== Instructions for the task ==
Verbatim output of all the material below is required.

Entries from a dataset

———

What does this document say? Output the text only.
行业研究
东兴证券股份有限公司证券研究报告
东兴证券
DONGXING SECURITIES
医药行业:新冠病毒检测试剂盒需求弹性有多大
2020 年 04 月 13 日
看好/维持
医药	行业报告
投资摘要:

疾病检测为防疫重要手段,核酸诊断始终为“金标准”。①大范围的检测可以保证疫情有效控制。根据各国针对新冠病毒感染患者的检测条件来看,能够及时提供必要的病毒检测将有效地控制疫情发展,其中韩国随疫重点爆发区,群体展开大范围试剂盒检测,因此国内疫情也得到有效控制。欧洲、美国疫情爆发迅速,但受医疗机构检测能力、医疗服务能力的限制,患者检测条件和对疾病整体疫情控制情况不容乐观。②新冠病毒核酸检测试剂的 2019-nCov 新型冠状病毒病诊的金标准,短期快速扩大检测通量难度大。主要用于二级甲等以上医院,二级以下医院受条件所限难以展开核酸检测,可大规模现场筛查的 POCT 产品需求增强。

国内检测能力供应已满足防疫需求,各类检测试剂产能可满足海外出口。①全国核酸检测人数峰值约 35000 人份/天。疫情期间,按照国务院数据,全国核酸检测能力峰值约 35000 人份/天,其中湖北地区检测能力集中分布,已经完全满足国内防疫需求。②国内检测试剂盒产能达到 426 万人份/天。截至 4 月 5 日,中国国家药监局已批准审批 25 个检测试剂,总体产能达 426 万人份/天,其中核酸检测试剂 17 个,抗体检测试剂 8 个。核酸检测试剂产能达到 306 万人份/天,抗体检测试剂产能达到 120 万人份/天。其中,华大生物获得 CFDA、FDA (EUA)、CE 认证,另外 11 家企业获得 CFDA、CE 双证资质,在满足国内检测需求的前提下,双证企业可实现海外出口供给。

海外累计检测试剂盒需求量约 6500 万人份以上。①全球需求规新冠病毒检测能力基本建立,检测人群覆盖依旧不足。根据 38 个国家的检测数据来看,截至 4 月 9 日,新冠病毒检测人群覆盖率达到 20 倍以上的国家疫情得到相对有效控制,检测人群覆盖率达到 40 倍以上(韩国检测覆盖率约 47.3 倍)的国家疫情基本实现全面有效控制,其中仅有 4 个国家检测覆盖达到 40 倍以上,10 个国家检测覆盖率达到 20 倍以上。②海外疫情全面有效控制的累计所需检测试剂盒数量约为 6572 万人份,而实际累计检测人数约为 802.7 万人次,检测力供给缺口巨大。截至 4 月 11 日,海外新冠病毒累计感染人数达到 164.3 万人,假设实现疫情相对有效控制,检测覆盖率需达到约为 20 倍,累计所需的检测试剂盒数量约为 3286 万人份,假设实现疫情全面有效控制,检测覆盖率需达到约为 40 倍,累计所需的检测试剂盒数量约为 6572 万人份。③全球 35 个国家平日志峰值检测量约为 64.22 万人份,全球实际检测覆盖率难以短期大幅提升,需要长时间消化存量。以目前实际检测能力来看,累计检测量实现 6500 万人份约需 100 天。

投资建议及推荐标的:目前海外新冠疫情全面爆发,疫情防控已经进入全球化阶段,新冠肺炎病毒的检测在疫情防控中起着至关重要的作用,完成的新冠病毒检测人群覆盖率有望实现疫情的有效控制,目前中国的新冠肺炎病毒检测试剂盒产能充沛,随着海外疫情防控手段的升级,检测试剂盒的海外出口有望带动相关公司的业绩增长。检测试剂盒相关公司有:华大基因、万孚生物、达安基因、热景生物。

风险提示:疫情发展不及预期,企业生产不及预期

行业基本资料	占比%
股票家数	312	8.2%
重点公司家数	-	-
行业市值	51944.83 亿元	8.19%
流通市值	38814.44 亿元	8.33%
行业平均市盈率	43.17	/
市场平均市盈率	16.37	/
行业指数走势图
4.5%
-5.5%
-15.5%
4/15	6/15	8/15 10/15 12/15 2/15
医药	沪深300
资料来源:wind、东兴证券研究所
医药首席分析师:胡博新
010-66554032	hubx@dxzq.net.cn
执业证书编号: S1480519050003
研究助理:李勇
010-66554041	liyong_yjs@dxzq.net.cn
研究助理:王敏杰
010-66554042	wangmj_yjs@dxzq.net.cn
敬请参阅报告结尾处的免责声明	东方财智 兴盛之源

———

== Complete answer ==
What does this document say? Output the text only.
行业研究
东兴证券股份有限公司证券研究报告
东兴证券
DONGXING SECURITIES
医药行业:新冠病毒检测试剂盒需求弹性有多大
2020 年 04 月 13 日
看好/维持
医药	行业报告
投资摘要:

疾病检测为防疫重要手段,核酸诊断始终为“金标准”。①大范围的检测可以保证疫情有效控制。根据各国针对新冠病毒感染患者的检测条件来看,能够及时提供必要的病毒检测将有效地控制疫情发展,其中韩国随疫重点爆发区,群体展开大范围试剂盒检测,因此国内疫情也得到有效控制。欧洲、美国疫情爆发迅速,但受医疗机构检测能力、医疗服务能力的限制,患者检测条件和对疾病整体疫情控制情况不容乐观。②新冠病毒核酸检测试剂的 2019-nCov 新型冠状病毒病诊的金标准,短期快速扩大检测通量难度大。主要用于二级甲等以上医院,二级以下医院受条件所限难以展开核酸检测,可大规模现场筛查的 POCT 产品需求增强。

国内检测能力供应已满足防疫需求,各类检测试剂产能可满足海外出口。①全国核酸检测人数峰值约 35000 人份/天。疫情期间,按照国务院数据,全国核酸检测能力峰值约 35000 人份/天,其中湖北地区检测能力集中分布,已经完全满足国内防疫需求。②国内检测试剂盒产能达到 426 万人份/天。截至 4 月 5 日,中国国家药监局已批准审批 25 个检测试剂,总体产能达 426 万人份/天,其中核酸检测试剂 17 个,抗体检测试剂 8 个。核酸检测试剂产能达到 306 万人份/天,抗体检测试剂产能达到 120 万人份/天。其中,华大生物获得 CFDA、FDA (EUA)、CE 认证,另外 11 家企业获得 CFDA、CE 双证资质,在满足国内检测需求的前提下,双证企业可实现海外出口供给。

海外累计检测试剂盒需求量约 6500 万人份以上。①全球需求规新冠病毒检测能力基本建立,检测人群覆盖依旧不足。根据 38 个国家的检测数据来看,截至 4 月 9 日,新冠病毒检测人群覆盖率达到 20 倍以上的国家疫情得到相对有效控制,检测人群覆盖率达到 40 倍以上(韩国检测覆盖率约 47.3 倍)的国家疫情基本实现全面有效控制,其中仅有 4 个国家检测覆盖达到 40 倍以上,10 个国家检测覆盖率达到 20 倍以上。②海外疫情全面有效控制的累计所需检测试剂盒数量约为 6572 万人份,而实际累计检测人数约为 802.7 万人次,检测力供给缺口巨大。截至 4 月 11 日,海外新冠病毒累计感染人数达到 164.3 万人,假设实现疫情相对有效控制,检测覆盖率需达到约为 20 倍,累计所需的检测试剂盒数量约为 3286 万人份,假设实现疫情全面有效控制,检测覆盖率需达到约为 40 倍,累计所需的检测试剂盒数量约为 6572 万人份。③全球 35 个国家平日志峰值检测量约为 64.22 万人份,全球实际检测覆盖率难以短期大幅提升,需要长时间消化存量。以目前实际检测能力来看,累计检测量实现 6500 万人份约需 100 天。

投资建议及推荐标的:目前海外新冠疫情全面爆发,疫情防控已经进入全球化阶段,新冠肺炎病毒的检测在疫情防控中起着至关重要的作用,完成的新冠病毒检测人群覆盖率有望实现疫情的有效控制,目前中国的新冠肺炎病毒检测试剂盒产能充沛,随着海外疫情防控手段的升级,检测试剂盒的海外出口有望带动相关公司的业绩增长。检测试剂盒相关公司有:华大基因、万孚生物、达安基因、热景生物。

风险提示:疫情发展不及预期,企业生产不及预期

行业基本资料	占比%
股票家数	312	8.2%
重点公司家数	-	-
行业市值	51944.83 亿元	8.19%
流通市值	38814.44 亿元	8.33%
行业平均市盈率	43.17	/
市场平均市盈率	16.37	/
行业指数走势图
4.5%
-5.5%
-15.5%
4/15	6/15	8/15 10/15 12/15 2/15
医药	沪深300
资料来源:wind、东兴证券研究所
医药首席分析师:胡博新
010-66554032	hubx@dxzq.net.cn
执业证书编号: S1480519050003
研究助理:李勇
010-66554041	liyong_yjs@dxzq.net.cn
研究助理:王敏杰
010-66554042	wangmj_yjs@dxzq.net.cn
敬请参阅报告结尾处的免责声明	东方财智 兴盛之源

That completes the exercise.